Saved entries:
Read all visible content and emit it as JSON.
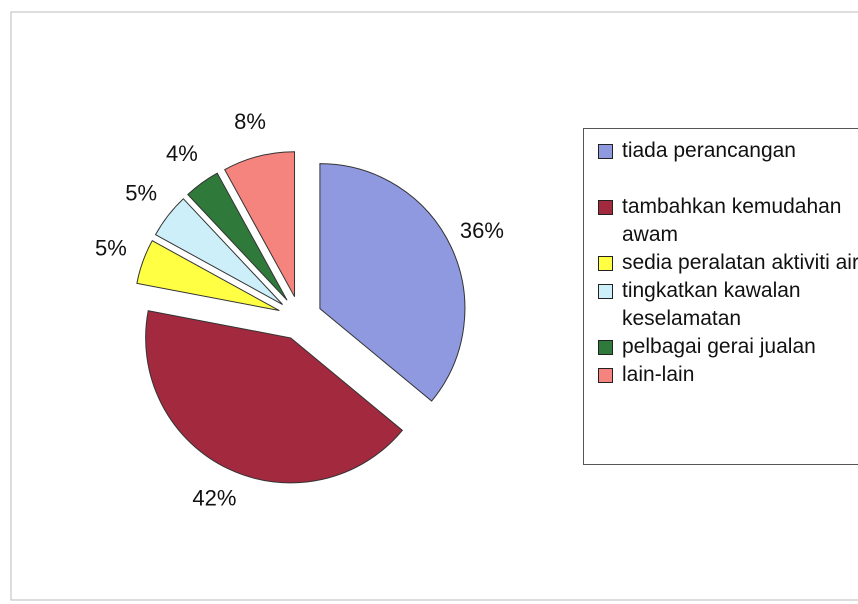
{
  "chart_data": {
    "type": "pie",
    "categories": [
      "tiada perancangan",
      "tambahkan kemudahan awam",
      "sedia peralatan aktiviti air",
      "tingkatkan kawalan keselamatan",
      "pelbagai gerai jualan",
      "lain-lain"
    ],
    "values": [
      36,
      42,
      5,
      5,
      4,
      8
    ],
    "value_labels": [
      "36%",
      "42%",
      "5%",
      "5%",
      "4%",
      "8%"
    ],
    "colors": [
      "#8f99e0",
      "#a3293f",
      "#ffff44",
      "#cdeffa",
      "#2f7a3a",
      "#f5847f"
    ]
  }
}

> Problem to solve
Output every entry word for word, but omit the pictures.

> In response
Read all visible content and emit it as JSON.
{
  "chart_data": {
    "type": "pie",
    "categories": [
      "tiada perancangan",
      "tambahkan kemudahan awam",
      "sedia peralatan aktiviti air",
      "tingkatkan kawalan keselamatan",
      "pelbagai gerai jualan",
      "lain-lain"
    ],
    "values": [
      36,
      42,
      5,
      5,
      4,
      8
    ],
    "value_labels": [
      "36%",
      "42%",
      "5%",
      "5%",
      "4%",
      "8%"
    ],
    "colors": [
      "#8f99e0",
      "#a3293f",
      "#ffff44",
      "#cdeffa",
      "#2f7a3a",
      "#f5847f"
    ]
  }
}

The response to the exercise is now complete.